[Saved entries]
○ ○ ○
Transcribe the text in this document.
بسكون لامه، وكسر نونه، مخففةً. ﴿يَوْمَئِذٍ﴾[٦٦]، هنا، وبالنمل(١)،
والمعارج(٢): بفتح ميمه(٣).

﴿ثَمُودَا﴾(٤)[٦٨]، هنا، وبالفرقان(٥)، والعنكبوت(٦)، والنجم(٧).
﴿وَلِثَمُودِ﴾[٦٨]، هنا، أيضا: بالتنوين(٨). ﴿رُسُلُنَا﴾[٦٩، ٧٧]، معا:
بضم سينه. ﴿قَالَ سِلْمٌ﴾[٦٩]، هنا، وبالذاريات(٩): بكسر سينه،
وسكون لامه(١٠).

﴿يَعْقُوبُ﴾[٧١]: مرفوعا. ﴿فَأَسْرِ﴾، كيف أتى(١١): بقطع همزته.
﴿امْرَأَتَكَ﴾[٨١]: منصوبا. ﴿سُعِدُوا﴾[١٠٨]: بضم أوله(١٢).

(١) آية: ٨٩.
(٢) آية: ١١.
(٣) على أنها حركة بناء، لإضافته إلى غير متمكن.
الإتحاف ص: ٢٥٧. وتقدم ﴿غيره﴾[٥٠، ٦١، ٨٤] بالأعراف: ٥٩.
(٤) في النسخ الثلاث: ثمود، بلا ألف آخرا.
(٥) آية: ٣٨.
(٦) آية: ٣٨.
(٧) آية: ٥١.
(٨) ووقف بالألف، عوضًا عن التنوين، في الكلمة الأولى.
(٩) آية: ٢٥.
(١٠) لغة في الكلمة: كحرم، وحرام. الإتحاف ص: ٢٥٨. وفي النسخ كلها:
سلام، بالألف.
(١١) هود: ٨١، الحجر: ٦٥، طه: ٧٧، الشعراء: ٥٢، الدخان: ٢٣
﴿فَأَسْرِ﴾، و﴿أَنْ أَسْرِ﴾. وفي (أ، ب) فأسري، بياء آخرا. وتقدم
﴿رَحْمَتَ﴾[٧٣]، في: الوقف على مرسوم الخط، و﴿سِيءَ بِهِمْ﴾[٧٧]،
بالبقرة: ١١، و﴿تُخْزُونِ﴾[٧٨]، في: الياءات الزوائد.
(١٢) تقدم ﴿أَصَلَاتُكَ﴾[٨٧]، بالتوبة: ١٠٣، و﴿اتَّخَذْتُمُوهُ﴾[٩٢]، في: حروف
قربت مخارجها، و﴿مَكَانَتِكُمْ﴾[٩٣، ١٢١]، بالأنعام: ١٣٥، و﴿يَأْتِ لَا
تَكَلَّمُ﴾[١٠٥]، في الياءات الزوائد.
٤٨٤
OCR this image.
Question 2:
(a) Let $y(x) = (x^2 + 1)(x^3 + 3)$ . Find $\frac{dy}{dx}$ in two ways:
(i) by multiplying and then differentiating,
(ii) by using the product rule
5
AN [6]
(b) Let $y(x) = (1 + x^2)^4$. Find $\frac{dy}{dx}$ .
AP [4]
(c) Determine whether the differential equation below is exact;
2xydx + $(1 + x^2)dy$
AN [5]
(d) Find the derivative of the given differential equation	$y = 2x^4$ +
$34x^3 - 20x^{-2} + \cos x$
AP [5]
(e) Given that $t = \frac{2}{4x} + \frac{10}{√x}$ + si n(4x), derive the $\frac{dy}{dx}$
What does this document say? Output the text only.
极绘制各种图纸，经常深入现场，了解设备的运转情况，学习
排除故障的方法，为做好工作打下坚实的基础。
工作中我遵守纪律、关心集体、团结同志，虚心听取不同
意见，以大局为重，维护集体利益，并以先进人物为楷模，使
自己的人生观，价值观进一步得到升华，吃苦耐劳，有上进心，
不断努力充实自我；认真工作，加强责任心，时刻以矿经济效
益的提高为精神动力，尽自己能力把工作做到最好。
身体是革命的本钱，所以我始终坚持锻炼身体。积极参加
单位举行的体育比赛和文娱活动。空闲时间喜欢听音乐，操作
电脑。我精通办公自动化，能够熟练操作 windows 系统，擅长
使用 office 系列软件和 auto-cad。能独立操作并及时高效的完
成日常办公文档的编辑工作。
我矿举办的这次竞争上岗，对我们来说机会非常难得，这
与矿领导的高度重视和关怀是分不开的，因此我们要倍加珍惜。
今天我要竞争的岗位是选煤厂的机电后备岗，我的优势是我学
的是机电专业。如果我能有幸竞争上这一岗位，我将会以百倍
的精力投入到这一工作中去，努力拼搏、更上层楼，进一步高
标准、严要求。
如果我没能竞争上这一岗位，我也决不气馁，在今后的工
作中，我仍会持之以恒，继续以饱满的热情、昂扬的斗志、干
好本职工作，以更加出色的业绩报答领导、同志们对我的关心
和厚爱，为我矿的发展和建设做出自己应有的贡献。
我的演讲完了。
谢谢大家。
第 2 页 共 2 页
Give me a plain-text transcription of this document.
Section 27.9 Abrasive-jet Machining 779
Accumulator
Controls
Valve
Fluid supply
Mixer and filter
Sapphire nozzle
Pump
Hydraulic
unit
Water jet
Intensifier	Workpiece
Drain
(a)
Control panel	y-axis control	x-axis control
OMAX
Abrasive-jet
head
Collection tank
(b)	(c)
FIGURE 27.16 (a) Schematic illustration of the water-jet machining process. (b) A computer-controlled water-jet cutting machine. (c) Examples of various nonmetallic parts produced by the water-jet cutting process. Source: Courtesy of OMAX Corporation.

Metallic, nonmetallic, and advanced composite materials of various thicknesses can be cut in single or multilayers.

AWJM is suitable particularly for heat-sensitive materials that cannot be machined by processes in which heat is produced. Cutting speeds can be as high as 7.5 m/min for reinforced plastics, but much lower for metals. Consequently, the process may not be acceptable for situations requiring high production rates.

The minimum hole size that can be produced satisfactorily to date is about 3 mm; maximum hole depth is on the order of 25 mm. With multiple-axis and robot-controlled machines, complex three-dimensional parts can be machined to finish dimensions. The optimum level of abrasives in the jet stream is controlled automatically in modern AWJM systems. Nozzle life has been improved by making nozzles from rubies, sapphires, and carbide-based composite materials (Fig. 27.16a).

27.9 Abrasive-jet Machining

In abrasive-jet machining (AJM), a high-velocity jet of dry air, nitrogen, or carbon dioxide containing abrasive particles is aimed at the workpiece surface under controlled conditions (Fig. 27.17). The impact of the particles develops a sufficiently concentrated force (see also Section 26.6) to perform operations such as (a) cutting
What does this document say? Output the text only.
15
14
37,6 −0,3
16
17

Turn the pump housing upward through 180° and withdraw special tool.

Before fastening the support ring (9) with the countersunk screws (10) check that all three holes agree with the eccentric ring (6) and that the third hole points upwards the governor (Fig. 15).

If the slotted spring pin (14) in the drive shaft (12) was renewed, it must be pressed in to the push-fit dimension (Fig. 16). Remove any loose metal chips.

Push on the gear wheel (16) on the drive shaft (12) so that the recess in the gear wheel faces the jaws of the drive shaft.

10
○ ○ ○
Please give back all of the records exactly as written.

EXERCISE RESULT »
Transcribe the text in this document.
بسكون لامه، وكسر نونه، مخففةً. ﴿يَوْمَئِذٍ﴾[٦٦]، هنا، وبالنمل(١)،
والمعارج(٢): بفتح ميمه(٣).

﴿ثَمُودَا﴾(٤)[٦٨]، هنا، وبالفرقان(٥)، والعنكبوت(٦)، والنجم(٧).
﴿وَلِثَمُودِ﴾[٦٨]، هنا، أيضا: بالتنوين(٨). ﴿رُسُلُنَا﴾[٦٩، ٧٧]، معا:
بضم سينه. ﴿قَالَ سِلْمٌ﴾[٦٩]، هنا، وبالذاريات(٩): بكسر سينه،
وسكون لامه(١٠).

﴿يَعْقُوبُ﴾[٧١]: مرفوعا. ﴿فَأَسْرِ﴾، كيف أتى(١١): بقطع همزته.
﴿امْرَأَتَكَ﴾[٨١]: منصوبا. ﴿سُعِدُوا﴾[١٠٨]: بضم أوله(١٢).

(١) آية: ٨٩.
(٢) آية: ١١.
(٣) على أنها حركة بناء، لإضافته إلى غير متمكن.
الإتحاف ص: ٢٥٧. وتقدم ﴿غيره﴾[٥٠، ٦١، ٨٤] بالأعراف: ٥٩.
(٤) في النسخ الثلاث: ثمود، بلا ألف آخرا.
(٥) آية: ٣٨.
(٦) آية: ٣٨.
(٧) آية: ٥١.
(٨) ووقف بالألف، عوضًا عن التنوين، في الكلمة الأولى.
(٩) آية: ٢٥.
(١٠) لغة في الكلمة: كحرم، وحرام. الإتحاف ص: ٢٥٨. وفي النسخ كلها:
سلام، بالألف.
(١١) هود: ٨١، الحجر: ٦٥، طه: ٧٧، الشعراء: ٥٢، الدخان: ٢٣
﴿فَأَسْرِ﴾، و﴿أَنْ أَسْرِ﴾. وفي (أ، ب) فأسري، بياء آخرا. وتقدم
﴿رَحْمَتَ﴾[٧٣]، في: الوقف على مرسوم الخط، و﴿سِيءَ بِهِمْ﴾[٧٧]،
بالبقرة: ١١، و﴿تُخْزُونِ﴾[٧٨]، في: الياءات الزوائد.
(١٢) تقدم ﴿أَصَلَاتُكَ﴾[٨٧]، بالتوبة: ١٠٣، و﴿اتَّخَذْتُمُوهُ﴾[٩٢]، في: حروف
قربت مخارجها، و﴿مَكَانَتِكُمْ﴾[٩٣، ١٢١]، بالأنعام: ١٣٥، و﴿يَأْتِ لَا
تَكَلَّمُ﴾[١٠٥]، في الياءات الزوائد.
٤٨٤
OCR this image.
Question 2:
(a) Let $y(x) = (x^2 + 1)(x^3 + 3)$ . Find $\frac{dy}{dx}$ in two ways:
(i) by multiplying and then differentiating,
(ii) by using the product rule
5
AN [6]
(b) Let $y(x) = (1 + x^2)^4$. Find $\frac{dy}{dx}$ .
AP [4]
(c) Determine whether the differential equation below is exact;
2xydx + $(1 + x^2)dy$
AN [5]
(d) Find the derivative of the given differential equation	$y = 2x^4$ +
$34x^3 - 20x^{-2} + \cos x$
AP [5]
(e) Given that $t = \frac{2}{4x} + \frac{10}{√x}$ + si n(4x), derive the $\frac{dy}{dx}$
What does this document say? Output the text only.
极绘制各种图纸，经常深入现场，了解设备的运转情况，学习
排除故障的方法，为做好工作打下坚实的基础。
工作中我遵守纪律、关心集体、团结同志，虚心听取不同
意见，以大局为重，维护集体利益，并以先进人物为楷模，使
自己的人生观，价值观进一步得到升华，吃苦耐劳，有上进心，
不断努力充实自我；认真工作，加强责任心，时刻以矿经济效
益的提高为精神动力，尽自己能力把工作做到最好。
身体是革命的本钱，所以我始终坚持锻炼身体。积极参加
单位举行的体育比赛和文娱活动。空闲时间喜欢听音乐，操作
电脑。我精通办公自动化，能够熟练操作 windows 系统，擅长
使用 office 系列软件和 auto-cad。能独立操作并及时高效的完
成日常办公文档的编辑工作。
我矿举办的这次竞争上岗，对我们来说机会非常难得，这
与矿领导的高度重视和关怀是分不开的，因此我们要倍加珍惜。
今天我要竞争的岗位是选煤厂的机电后备岗，我的优势是我学
的是机电专业。如果我能有幸竞争上这一岗位，我将会以百倍
的精力投入到这一工作中去，努力拼搏、更上层楼，进一步高
标准、严要求。
如果我没能竞争上这一岗位，我也决不气馁，在今后的工
作中，我仍会持之以恒，继续以饱满的热情、昂扬的斗志、干
好本职工作，以更加出色的业绩报答领导、同志们对我的关心
和厚爱，为我矿的发展和建设做出自己应有的贡献。
我的演讲完了。
谢谢大家。
第 2 页 共 2 页
Give me a plain-text transcription of this document.
Section 27.9 Abrasive-jet Machining 779
Accumulator
Controls
Valve
Fluid supply
Mixer and filter
Sapphire nozzle
Pump
Hydraulic
unit
Water jet
Intensifier	Workpiece
Drain
(a)
Control panel	y-axis control	x-axis control
OMAX
Abrasive-jet
head
Collection tank
(b)	(c)
FIGURE 27.16 (a) Schematic illustration of the water-jet machining process. (b) A computer-controlled water-jet cutting machine. (c) Examples of various nonmetallic parts produced by the water-jet cutting process. Source: Courtesy of OMAX Corporation.

Metallic, nonmetallic, and advanced composite materials of various thicknesses can be cut in single or multilayers.

AWJM is suitable particularly for heat-sensitive materials that cannot be machined by processes in which heat is produced. Cutting speeds can be as high as 7.5 m/min for reinforced plastics, but much lower for metals. Consequently, the process may not be acceptable for situations requiring high production rates.

The minimum hole size that can be produced satisfactorily to date is about 3 mm; maximum hole depth is on the order of 25 mm. With multiple-axis and robot-controlled machines, complex three-dimensional parts can be machined to finish dimensions. The optimum level of abrasives in the jet stream is controlled automatically in modern AWJM systems. Nozzle life has been improved by making nozzles from rubies, sapphires, and carbide-based composite materials (Fig. 27.16a).

27.9 Abrasive-jet Machining

In abrasive-jet machining (AJM), a high-velocity jet of dry air, nitrogen, or carbon dioxide containing abrasive particles is aimed at the workpiece surface under controlled conditions (Fig. 27.17). The impact of the particles develops a sufficiently concentrated force (see also Section 26.6) to perform operations such as (a) cutting
What does this document say? Output the text only.
15
14
37,6 −0,3
16
17

Turn the pump housing upward through 180° and withdraw special tool.

Before fastening the support ring (9) with the countersunk screws (10) check that all three holes agree with the eccentric ring (6) and that the third hole points upwards the governor (Fig. 15).

If the slotted spring pin (14) in the drive shaft (12) was renewed, it must be pressed in to the push-fit dimension (Fig. 16). Remove any loose metal chips.

Push on the gear wheel (16) on the drive shaft (12) so that the recess in the gear wheel faces the jaws of the drive shaft.

10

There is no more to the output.